**Records from a data source**
◇ ◇ ◇ ◇ ◇
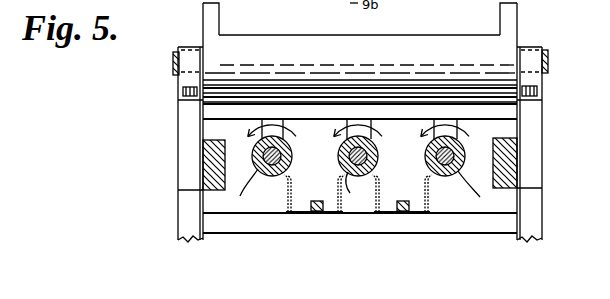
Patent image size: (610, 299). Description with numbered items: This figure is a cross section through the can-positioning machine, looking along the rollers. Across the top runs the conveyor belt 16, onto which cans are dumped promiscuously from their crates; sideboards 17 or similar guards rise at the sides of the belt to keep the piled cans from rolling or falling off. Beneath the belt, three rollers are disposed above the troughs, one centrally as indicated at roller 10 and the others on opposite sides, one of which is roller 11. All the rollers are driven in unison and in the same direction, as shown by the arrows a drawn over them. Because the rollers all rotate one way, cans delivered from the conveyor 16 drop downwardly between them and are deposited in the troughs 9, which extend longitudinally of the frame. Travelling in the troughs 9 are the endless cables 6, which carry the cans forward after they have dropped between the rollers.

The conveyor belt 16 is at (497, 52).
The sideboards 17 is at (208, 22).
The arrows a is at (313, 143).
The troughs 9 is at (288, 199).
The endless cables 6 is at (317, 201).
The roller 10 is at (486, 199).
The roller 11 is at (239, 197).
◇ ◇ ◇ ◇ ◇
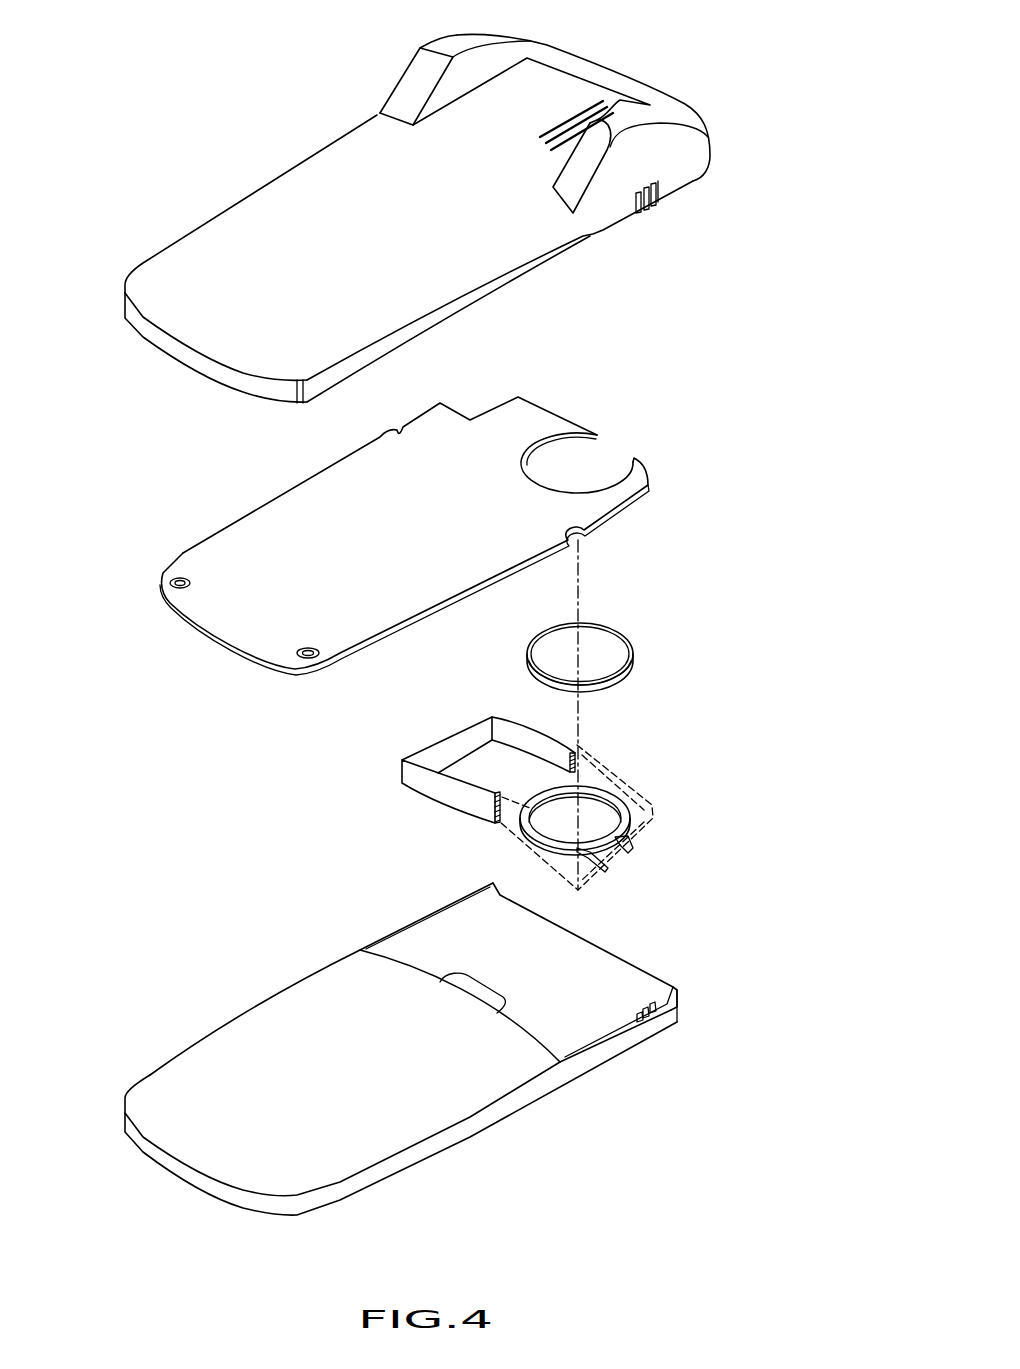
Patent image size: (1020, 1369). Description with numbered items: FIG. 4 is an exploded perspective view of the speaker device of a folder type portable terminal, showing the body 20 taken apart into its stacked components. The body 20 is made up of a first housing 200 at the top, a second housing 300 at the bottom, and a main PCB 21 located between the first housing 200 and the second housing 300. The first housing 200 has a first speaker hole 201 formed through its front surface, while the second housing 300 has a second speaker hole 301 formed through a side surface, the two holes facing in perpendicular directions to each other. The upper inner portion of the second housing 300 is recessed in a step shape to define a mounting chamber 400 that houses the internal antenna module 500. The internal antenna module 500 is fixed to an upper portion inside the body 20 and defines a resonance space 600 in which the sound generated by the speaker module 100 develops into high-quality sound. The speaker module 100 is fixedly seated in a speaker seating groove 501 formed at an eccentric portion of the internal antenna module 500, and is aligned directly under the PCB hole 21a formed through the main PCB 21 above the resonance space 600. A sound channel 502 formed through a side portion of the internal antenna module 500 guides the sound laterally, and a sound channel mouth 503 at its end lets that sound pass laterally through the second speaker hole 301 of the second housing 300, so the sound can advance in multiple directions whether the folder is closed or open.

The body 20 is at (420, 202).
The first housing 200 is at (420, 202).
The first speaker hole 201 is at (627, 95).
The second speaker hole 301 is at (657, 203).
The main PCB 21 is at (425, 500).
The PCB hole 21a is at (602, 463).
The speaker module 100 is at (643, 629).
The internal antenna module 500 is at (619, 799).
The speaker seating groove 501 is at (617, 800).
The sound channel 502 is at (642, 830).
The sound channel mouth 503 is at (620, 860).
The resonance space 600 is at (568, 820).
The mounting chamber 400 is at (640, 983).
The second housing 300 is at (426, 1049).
◇ ◇ ◇ ◇ ◇
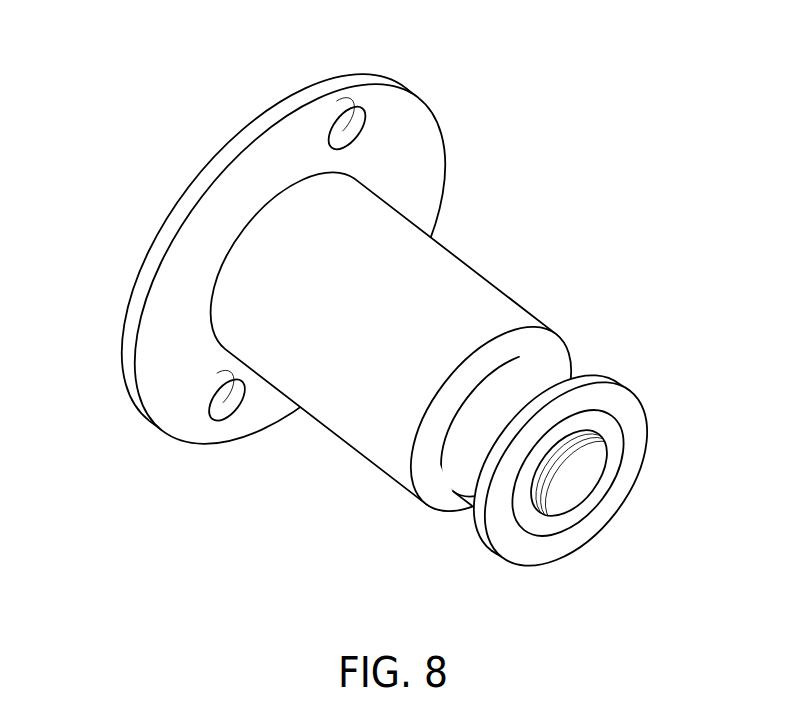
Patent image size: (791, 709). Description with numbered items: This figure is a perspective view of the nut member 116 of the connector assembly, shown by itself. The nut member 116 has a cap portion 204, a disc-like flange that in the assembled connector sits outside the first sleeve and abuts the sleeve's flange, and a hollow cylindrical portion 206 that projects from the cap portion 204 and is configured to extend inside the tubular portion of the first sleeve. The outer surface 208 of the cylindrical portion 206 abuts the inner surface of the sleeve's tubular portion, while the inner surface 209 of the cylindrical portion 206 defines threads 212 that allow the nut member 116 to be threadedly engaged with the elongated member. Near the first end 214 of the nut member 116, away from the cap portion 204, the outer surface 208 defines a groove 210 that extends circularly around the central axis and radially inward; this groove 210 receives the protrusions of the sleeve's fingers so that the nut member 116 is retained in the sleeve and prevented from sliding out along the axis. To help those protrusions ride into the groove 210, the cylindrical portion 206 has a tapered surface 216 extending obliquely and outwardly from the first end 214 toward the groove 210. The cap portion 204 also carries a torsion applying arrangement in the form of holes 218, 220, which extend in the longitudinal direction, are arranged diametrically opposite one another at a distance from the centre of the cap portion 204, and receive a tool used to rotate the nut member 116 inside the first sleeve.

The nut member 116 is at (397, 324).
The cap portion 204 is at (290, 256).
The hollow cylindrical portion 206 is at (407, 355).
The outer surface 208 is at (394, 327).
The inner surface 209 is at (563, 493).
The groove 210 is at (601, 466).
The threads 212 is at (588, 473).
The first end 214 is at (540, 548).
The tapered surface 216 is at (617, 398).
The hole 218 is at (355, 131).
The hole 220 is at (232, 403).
◇ ◇ ◇ ◇ ◇
**TASK BRIEF**
Put the items above into a numbered list, from the line with "Patent image size: (610, 299)." to the line with "The endless cables 6 is at (317, 201).", both included, and leave out any blank lines.

**RESULT OF THIS EXERCISE**
1. Patent image size: (610, 299). Description with numbered items: This figure is a cross section through the can-positioning machine, looking along the rollers. Across the top runs the conveyor belt 16, onto which cans are dumped promiscuously from their crates; sideboards 17 or similar guards rise at the sides of the belt to keep the piled cans from rolling or falling off. Beneath the belt, three rollers are disposed above the troughs, one centrally as indicated at roller 10 and the others on opposite sides, one of which is roller 11. All the rollers are driven in unison and in the same direction, as shown by the arrows a drawn over them. Because the rollers all rotate one way, cans delivered from the conveyor 16 drop downwardly between them and are deposited in the troughs 9, which extend longitudinally of the frame. Travelling in the troughs 9 are the endless cables 6, which carry the cans forward after they have dropped between the rollers.
2. The conveyor belt 16 is at (497, 52).
3. The sideboards 17 is at (208, 22).
4. The arrows a is at (313, 143).
5. The troughs 9 is at (288, 199).
6. The endless cables 6 is at (317, 201).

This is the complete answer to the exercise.